- _TO DO_: Wherever the word "this" appears in a line, copy that line.

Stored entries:
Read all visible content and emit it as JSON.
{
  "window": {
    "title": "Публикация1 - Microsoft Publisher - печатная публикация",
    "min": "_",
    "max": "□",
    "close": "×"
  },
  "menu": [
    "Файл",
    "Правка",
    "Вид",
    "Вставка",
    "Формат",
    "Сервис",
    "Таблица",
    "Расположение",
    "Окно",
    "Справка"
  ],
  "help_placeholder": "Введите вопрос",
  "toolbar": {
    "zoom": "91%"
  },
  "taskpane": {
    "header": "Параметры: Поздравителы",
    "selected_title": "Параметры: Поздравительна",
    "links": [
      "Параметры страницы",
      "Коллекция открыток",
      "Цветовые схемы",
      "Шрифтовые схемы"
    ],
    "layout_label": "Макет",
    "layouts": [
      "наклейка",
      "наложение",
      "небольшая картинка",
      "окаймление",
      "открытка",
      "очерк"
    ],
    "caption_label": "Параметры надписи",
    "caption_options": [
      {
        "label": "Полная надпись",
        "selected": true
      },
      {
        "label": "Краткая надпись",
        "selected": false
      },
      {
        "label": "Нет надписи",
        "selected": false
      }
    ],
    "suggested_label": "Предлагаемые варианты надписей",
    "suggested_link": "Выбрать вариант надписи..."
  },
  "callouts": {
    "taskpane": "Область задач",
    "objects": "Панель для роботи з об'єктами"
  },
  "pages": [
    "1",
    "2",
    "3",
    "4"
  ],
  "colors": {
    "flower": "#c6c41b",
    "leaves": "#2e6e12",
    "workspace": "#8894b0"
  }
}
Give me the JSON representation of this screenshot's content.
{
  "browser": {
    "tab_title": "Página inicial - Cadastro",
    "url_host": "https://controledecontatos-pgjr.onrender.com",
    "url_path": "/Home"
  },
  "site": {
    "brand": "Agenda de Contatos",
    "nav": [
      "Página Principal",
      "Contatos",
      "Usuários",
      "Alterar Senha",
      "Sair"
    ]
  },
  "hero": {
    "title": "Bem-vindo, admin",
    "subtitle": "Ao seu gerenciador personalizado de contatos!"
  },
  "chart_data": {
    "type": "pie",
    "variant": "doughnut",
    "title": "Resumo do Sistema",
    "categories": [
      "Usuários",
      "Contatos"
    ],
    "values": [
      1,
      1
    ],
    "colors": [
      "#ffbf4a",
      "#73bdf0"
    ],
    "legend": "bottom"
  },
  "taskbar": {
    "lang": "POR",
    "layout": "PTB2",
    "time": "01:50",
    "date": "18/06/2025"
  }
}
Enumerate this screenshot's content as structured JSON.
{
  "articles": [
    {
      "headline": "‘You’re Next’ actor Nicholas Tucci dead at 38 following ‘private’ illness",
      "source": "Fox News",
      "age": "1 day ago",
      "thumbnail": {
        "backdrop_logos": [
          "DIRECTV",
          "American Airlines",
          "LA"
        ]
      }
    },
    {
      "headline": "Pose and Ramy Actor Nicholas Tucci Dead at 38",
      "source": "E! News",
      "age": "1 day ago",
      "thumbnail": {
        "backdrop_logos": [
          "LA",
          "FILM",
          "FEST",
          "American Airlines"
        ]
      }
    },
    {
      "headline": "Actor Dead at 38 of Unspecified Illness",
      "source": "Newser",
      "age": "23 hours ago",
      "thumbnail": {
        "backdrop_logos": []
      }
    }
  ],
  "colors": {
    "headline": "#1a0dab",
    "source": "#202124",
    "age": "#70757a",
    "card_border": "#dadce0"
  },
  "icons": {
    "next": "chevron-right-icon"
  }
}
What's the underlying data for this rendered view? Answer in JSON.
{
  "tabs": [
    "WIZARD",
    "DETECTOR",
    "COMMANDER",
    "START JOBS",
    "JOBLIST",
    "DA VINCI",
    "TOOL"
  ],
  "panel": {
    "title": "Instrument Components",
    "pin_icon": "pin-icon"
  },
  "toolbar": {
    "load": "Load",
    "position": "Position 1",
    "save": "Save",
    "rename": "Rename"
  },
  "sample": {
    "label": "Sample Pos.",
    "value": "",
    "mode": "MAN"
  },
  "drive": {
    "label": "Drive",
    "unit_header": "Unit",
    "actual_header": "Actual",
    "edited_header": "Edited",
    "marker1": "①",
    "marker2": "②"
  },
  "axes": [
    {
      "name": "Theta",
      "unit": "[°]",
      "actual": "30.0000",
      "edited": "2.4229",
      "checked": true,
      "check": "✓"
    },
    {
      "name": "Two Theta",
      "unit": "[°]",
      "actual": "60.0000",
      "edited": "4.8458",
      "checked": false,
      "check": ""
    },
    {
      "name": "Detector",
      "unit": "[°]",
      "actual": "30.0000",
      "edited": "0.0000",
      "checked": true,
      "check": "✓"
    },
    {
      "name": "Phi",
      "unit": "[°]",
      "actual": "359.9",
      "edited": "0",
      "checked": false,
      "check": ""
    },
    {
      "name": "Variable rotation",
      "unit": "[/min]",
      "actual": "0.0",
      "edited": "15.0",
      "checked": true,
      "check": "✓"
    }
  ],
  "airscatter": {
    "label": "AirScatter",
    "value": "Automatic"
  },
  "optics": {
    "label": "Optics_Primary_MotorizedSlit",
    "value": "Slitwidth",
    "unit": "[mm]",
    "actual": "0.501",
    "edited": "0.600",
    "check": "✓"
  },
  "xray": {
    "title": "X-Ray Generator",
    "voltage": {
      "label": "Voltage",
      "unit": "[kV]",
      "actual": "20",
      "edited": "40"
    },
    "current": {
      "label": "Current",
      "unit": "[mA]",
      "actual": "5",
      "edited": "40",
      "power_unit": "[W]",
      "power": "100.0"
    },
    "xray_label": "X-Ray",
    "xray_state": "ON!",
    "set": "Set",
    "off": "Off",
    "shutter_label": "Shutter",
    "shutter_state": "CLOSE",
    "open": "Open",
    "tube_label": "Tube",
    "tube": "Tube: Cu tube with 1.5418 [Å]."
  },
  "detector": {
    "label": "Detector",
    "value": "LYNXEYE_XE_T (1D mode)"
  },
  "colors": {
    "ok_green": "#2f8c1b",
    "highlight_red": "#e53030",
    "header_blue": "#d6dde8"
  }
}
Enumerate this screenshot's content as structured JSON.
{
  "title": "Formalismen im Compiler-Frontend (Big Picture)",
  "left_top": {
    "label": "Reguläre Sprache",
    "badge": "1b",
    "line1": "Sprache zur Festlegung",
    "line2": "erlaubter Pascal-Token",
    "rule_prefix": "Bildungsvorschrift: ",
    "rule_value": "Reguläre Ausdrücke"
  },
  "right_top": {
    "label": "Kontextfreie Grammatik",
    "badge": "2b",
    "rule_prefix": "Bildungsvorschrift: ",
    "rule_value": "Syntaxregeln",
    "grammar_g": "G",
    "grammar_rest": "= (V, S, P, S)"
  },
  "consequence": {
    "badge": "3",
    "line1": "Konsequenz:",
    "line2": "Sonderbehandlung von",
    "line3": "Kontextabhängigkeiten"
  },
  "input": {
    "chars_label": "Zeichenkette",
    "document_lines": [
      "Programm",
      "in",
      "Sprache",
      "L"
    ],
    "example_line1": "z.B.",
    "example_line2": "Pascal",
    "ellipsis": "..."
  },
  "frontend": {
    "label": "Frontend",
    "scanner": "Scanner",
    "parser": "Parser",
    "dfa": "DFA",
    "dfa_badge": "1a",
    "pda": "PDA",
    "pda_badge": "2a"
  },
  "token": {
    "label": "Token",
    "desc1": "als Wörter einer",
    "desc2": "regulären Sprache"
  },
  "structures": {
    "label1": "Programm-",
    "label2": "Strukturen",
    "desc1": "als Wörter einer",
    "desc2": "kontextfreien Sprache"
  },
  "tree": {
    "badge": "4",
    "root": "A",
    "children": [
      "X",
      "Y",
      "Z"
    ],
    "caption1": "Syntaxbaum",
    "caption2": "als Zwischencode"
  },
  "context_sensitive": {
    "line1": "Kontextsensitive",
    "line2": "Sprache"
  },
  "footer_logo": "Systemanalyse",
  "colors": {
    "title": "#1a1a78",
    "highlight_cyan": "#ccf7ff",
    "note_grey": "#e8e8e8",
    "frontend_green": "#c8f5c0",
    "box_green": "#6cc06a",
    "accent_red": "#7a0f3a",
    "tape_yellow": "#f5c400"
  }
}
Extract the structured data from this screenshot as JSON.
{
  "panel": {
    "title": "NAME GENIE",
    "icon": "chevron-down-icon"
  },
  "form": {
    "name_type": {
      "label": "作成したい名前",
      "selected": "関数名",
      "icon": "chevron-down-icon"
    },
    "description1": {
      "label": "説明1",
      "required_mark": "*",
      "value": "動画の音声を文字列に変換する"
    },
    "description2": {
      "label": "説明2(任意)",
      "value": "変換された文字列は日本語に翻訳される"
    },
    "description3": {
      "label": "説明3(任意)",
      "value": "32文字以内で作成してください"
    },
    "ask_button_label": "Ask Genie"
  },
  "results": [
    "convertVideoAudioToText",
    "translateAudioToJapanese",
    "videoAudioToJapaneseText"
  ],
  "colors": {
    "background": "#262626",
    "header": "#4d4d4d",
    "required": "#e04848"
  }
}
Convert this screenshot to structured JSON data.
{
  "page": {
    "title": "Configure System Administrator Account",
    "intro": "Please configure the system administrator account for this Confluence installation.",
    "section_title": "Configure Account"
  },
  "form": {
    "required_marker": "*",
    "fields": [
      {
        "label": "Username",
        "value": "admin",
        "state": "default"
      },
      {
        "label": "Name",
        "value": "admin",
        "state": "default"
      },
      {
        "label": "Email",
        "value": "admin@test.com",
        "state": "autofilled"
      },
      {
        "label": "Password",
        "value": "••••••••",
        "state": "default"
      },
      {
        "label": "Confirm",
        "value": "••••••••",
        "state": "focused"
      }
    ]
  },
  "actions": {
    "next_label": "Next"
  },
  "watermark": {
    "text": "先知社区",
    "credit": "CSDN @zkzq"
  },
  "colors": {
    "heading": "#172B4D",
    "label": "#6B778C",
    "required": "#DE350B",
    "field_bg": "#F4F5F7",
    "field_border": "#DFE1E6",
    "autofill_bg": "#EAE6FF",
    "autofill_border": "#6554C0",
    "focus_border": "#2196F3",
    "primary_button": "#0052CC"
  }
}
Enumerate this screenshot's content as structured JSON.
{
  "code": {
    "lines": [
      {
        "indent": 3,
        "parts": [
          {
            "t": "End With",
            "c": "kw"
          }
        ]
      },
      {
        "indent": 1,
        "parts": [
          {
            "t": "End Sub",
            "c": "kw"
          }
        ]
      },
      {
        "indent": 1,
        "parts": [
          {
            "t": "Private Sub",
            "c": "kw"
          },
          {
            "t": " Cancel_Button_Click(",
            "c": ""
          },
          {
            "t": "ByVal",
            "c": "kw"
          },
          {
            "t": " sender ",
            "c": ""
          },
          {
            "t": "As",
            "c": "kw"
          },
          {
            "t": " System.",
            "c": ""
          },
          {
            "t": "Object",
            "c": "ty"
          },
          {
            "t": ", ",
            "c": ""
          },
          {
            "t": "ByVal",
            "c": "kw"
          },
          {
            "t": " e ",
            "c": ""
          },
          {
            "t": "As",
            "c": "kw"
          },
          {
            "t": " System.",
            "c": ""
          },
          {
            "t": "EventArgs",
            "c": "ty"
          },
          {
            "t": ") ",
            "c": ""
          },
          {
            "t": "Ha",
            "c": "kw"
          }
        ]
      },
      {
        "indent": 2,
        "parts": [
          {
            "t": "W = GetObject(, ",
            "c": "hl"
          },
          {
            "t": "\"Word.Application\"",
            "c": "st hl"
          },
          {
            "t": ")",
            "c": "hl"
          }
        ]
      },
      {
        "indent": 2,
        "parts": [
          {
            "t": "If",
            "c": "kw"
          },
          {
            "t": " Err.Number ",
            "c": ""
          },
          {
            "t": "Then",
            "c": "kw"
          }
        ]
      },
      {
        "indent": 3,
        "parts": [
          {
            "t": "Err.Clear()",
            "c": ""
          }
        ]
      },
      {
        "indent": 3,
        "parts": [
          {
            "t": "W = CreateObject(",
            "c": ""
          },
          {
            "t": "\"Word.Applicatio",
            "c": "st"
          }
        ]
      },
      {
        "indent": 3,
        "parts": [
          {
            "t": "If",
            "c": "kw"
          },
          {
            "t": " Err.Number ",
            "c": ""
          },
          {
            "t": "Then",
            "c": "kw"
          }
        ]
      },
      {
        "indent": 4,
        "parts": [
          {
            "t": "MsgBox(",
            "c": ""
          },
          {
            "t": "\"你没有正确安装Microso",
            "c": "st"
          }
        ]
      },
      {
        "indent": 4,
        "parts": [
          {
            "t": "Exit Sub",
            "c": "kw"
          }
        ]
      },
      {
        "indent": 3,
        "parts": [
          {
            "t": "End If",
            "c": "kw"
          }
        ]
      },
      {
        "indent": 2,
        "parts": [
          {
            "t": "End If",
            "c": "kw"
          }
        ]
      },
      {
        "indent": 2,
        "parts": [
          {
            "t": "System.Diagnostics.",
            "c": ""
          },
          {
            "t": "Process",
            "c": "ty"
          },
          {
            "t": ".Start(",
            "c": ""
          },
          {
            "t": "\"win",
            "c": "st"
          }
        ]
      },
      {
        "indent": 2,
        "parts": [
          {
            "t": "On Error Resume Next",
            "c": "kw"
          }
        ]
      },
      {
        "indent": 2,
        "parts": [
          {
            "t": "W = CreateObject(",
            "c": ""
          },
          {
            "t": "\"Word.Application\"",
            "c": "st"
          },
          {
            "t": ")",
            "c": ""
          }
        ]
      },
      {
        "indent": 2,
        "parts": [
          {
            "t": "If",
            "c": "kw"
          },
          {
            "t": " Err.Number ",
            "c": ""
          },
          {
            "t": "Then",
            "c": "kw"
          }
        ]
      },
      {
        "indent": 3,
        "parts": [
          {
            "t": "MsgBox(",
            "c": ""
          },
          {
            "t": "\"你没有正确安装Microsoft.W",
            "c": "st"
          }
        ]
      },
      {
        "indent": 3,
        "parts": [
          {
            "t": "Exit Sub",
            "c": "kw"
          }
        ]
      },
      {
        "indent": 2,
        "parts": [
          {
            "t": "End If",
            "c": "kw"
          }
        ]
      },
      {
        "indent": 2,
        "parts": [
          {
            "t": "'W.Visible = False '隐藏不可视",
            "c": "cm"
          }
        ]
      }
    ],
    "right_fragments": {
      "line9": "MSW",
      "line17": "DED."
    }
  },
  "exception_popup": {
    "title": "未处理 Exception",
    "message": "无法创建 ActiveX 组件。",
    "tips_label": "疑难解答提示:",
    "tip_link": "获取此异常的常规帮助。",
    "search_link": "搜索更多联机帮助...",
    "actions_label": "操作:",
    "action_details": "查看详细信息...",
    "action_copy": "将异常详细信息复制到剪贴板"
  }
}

- _WRITTEN SOLUTION_:
Give me the JSON representation of this screenshot's content.
Enumerate this screenshot's content as structured JSON.
What's the underlying data for this rendered view? Answer in JSON.
Enumerate this screenshot's content as structured JSON.
Extract the structured data from this screenshot as JSON.
Convert this screenshot to structured JSON data.
    "intro": "Please configure the system administrator account for this Confluence installation.",
Enumerate this screenshot's content as structured JSON.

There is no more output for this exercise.